Gather every line holding the string "What".
+ + + +
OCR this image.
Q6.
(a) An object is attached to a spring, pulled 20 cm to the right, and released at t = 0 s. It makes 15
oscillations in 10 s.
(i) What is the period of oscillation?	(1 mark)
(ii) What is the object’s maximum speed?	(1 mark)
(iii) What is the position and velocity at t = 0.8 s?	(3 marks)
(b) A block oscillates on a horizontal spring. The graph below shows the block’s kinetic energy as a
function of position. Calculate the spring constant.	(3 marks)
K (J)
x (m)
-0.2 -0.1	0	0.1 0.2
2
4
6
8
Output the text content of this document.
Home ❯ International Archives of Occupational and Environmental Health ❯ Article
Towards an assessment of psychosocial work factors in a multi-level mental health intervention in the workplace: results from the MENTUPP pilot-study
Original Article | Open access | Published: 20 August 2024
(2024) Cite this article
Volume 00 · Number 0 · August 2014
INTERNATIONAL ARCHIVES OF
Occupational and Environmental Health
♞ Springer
+ + + +
**TASK OUTPUT:**
(i) What is the period of oscillation?	(1 mark)
(ii) What is the object’s maximum speed?	(1 mark)
(iii) What is the position and velocity at t = 0.8 s?	(3 marks)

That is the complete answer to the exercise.